# WRITTEN REQUEST
Locate every line below that contains the word "poor" and copy it.

# RECORD LIST
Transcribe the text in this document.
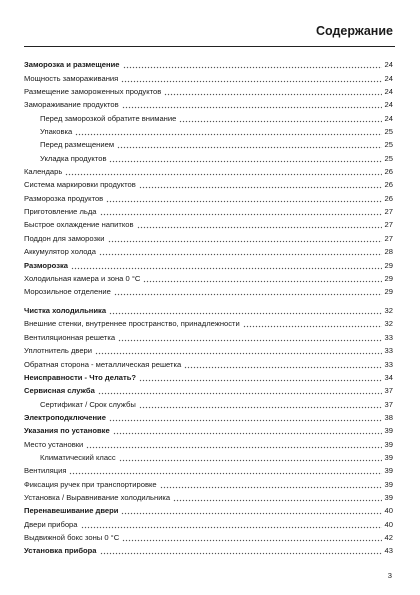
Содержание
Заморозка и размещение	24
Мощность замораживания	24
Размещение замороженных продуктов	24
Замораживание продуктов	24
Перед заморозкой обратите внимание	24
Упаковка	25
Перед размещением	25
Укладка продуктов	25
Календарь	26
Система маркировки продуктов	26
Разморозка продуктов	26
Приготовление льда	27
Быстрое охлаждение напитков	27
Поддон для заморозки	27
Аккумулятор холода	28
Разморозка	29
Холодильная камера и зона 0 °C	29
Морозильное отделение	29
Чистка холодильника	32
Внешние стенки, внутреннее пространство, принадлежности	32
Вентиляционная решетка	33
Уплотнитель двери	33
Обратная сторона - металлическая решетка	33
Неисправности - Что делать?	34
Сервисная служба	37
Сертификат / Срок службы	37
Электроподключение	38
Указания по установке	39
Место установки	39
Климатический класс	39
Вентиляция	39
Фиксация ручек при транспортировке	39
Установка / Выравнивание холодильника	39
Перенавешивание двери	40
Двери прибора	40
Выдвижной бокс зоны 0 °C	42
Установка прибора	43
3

* * *

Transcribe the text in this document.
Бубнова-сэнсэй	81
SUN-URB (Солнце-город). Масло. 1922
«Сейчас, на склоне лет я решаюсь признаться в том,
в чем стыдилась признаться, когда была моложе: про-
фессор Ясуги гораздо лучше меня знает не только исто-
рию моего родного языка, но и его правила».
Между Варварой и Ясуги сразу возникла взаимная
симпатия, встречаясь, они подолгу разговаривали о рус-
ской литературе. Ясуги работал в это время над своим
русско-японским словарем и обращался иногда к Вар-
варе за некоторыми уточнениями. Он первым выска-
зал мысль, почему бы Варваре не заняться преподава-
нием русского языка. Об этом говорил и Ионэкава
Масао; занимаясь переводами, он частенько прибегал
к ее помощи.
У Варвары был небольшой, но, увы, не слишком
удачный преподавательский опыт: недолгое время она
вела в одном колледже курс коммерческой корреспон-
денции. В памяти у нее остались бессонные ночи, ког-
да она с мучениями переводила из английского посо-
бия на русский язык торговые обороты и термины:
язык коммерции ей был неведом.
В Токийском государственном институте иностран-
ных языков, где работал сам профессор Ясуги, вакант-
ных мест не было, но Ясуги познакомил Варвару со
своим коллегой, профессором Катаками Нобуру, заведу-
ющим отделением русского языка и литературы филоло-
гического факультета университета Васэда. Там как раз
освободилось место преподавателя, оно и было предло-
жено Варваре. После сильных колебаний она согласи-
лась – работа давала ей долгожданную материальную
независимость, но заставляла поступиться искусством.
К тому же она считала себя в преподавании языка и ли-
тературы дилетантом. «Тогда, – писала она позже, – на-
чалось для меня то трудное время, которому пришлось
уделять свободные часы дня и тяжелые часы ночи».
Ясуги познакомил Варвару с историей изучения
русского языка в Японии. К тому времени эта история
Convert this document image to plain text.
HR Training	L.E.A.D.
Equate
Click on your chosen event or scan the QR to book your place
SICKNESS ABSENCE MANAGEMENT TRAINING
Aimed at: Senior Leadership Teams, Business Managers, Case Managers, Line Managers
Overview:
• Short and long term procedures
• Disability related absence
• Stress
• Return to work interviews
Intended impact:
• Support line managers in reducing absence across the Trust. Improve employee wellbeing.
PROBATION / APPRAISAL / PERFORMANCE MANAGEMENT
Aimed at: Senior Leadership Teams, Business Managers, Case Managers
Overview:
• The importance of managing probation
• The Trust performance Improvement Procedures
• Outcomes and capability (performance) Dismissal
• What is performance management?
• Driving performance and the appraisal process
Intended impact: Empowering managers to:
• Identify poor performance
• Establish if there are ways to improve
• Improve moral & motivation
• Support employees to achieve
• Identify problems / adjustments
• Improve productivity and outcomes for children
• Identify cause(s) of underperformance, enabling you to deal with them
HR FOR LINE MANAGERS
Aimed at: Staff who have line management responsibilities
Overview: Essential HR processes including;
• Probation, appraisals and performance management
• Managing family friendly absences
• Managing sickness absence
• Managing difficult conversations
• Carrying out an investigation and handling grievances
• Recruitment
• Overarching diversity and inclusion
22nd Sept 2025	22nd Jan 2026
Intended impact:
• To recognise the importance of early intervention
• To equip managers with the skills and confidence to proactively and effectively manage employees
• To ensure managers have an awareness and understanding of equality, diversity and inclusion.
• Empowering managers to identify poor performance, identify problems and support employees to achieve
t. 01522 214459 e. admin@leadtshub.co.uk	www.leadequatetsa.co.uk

# ANSWER TO THE TASK
• Identify poor performance
• Empowering managers to identify poor performance, identify problems and support employees to achieve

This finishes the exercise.